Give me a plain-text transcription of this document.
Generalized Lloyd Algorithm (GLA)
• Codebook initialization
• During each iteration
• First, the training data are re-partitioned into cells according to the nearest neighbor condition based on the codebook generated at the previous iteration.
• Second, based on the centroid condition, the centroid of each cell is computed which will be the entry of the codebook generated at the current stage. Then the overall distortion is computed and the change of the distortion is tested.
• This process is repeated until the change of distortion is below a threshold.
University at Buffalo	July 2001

******************************

_Work to complete:_ Keeping every line exactly as it is, retype the entries shown above.

_Task output:_
Give me a plain-text transcription of this document.
Generalized Lloyd Algorithm (GLA)
• Codebook initialization
• During each iteration
• First, the training data are re-partitioned into cells according to the nearest neighbor condition based on the codebook generated at the previous iteration.
• Second, based on the centroid condition, the centroid of each cell is computed which will be the entry of the codebook generated at the current stage. Then the overall distortion is computed and the change of the distortion is tested.
• This process is repeated until the change of distortion is below a threshold.
University at Buffalo	July 2001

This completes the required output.